» AIM
Identify all lines in the data containing the string "were". Copy them out.

» GIVEN RECORDS
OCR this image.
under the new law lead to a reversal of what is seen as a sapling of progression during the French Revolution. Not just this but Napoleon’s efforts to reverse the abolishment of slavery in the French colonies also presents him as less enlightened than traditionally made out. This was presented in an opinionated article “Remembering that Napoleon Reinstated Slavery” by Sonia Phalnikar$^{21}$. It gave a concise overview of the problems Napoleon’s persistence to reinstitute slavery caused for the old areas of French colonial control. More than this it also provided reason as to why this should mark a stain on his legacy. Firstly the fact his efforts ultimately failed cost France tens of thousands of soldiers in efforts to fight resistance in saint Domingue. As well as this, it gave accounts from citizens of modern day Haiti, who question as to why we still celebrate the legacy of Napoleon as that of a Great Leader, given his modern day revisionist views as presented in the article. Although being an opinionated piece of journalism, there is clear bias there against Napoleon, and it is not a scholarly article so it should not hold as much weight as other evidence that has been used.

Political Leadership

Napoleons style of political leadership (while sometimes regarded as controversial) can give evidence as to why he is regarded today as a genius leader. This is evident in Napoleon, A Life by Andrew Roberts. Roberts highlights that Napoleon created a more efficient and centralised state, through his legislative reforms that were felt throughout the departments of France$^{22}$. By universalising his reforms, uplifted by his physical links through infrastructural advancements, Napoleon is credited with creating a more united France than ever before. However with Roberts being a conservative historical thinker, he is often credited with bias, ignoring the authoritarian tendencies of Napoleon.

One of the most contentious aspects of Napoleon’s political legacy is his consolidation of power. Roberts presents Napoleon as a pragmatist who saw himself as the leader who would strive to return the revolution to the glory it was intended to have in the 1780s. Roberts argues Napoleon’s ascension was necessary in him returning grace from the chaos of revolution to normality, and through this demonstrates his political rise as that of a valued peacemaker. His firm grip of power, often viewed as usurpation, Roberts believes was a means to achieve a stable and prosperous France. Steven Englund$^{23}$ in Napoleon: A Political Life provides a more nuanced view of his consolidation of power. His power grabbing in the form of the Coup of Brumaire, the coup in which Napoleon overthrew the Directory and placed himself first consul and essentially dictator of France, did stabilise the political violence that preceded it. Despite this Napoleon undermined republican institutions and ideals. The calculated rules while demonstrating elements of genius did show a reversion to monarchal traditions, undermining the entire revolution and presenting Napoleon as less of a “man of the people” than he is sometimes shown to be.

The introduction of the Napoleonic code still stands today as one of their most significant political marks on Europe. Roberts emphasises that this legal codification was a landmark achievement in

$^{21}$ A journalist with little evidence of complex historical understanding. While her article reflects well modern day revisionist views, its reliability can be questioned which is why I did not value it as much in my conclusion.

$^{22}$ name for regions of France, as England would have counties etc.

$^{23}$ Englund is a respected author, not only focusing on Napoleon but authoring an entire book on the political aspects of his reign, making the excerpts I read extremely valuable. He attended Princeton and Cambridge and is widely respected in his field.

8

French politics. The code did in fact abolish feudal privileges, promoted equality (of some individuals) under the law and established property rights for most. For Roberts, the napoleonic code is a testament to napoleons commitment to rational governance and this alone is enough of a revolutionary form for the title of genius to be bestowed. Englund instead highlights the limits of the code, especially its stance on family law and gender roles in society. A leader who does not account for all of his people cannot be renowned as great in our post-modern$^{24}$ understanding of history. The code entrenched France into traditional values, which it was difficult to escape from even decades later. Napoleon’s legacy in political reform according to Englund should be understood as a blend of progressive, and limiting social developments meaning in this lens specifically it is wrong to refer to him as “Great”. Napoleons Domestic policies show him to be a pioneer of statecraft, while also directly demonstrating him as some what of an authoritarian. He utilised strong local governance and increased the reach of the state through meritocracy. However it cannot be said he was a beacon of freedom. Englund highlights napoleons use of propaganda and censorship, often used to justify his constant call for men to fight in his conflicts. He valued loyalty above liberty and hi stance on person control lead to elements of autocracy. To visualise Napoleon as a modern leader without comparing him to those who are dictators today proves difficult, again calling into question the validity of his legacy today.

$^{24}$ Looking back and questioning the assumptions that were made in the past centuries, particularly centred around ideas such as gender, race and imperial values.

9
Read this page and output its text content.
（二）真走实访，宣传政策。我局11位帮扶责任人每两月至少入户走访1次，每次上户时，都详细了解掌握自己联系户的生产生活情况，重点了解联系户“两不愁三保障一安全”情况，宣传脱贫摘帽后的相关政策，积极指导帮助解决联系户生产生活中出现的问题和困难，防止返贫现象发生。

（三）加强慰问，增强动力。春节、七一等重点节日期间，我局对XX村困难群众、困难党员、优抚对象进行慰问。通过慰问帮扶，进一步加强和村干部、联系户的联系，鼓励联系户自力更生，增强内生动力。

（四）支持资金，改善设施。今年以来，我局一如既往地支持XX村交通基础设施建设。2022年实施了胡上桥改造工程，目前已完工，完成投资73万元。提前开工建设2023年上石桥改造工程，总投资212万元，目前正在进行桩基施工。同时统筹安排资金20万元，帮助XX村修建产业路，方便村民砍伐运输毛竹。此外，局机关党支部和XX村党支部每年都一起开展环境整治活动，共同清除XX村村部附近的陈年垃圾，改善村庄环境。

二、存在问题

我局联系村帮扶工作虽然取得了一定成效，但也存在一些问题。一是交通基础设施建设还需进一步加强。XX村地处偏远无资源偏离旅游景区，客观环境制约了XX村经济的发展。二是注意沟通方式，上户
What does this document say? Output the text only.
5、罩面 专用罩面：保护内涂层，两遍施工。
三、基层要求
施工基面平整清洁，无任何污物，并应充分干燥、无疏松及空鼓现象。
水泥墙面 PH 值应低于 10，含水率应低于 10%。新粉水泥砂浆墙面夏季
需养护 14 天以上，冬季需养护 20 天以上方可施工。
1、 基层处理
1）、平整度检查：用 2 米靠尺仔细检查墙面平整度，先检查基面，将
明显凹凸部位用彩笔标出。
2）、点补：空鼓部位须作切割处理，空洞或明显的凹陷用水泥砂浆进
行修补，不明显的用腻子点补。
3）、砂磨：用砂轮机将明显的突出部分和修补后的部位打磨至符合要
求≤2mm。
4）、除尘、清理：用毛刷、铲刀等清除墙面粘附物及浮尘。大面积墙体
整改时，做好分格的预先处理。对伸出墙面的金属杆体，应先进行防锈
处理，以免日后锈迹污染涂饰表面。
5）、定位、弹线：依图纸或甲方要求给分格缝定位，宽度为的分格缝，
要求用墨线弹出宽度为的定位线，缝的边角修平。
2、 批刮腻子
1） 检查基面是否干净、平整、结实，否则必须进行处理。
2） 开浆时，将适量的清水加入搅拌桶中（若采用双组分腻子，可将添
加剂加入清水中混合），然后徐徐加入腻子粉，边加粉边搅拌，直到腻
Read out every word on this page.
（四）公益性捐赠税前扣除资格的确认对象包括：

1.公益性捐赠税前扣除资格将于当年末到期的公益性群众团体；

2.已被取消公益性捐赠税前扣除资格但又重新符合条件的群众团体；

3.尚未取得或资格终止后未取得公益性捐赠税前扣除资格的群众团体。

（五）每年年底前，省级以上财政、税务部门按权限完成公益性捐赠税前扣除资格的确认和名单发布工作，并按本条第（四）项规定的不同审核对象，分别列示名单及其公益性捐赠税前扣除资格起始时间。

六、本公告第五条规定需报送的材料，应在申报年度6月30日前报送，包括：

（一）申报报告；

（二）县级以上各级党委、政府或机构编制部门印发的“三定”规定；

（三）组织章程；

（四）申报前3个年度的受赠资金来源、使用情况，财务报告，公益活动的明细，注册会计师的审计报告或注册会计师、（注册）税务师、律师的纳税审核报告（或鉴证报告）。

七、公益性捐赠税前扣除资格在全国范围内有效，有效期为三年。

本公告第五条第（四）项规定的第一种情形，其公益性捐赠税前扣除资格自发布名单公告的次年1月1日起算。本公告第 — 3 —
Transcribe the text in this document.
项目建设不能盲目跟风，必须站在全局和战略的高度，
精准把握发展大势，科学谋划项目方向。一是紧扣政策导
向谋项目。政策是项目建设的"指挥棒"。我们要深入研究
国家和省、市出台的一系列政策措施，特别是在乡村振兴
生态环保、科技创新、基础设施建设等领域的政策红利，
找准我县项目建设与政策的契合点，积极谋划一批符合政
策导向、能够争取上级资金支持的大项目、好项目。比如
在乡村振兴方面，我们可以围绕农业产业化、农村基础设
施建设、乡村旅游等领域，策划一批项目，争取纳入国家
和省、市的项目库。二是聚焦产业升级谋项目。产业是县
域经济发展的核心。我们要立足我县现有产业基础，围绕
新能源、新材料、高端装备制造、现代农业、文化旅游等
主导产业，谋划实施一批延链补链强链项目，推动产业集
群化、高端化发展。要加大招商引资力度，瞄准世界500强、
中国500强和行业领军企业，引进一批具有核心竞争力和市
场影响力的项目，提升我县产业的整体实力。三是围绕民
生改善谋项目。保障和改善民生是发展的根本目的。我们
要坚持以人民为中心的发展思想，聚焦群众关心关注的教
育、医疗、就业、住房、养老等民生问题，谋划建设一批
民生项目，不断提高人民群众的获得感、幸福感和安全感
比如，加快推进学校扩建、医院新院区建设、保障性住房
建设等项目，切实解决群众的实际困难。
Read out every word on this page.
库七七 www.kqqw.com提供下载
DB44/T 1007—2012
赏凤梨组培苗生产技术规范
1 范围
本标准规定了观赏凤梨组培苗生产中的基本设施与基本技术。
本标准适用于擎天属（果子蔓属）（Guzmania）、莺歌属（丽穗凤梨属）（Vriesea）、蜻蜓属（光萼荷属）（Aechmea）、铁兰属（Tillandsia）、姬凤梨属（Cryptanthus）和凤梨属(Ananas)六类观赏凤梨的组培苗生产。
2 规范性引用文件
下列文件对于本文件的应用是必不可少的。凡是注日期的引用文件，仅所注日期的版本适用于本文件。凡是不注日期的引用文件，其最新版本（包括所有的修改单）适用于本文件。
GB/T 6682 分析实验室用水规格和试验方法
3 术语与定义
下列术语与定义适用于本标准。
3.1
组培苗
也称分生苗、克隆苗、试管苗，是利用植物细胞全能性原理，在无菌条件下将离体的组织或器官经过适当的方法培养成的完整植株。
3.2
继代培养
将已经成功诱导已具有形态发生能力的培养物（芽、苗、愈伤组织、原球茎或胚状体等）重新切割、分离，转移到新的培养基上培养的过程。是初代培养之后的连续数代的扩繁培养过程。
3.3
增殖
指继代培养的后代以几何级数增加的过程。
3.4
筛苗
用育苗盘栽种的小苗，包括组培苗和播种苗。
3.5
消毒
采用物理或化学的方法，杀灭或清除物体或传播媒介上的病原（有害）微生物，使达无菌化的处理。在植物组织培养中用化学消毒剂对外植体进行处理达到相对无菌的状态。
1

» SOLUTION BELOW
Napoleons style of political leadership (while sometimes regarded as controversial) can give evidence as to why he is regarded today as a genius leader. This is evident in Napoleon, A Life by Andrew Roberts. Roberts highlights that Napoleon created a more efficient and centralised state, through his legislative reforms that were felt throughout the departments of France$^{22}$. By universalising his reforms, uplifted by his physical links through infrastructural advancements, Napoleon is credited with creating a more united France than ever before. However with Roberts being a conservative historical thinker, he is often credited with bias, ignoring the authoritarian tendencies of Napoleon.
$^{24}$ Looking back and questioning the assumptions that were made in the past centuries, particularly centred around ideas such as gender, race and imperial values.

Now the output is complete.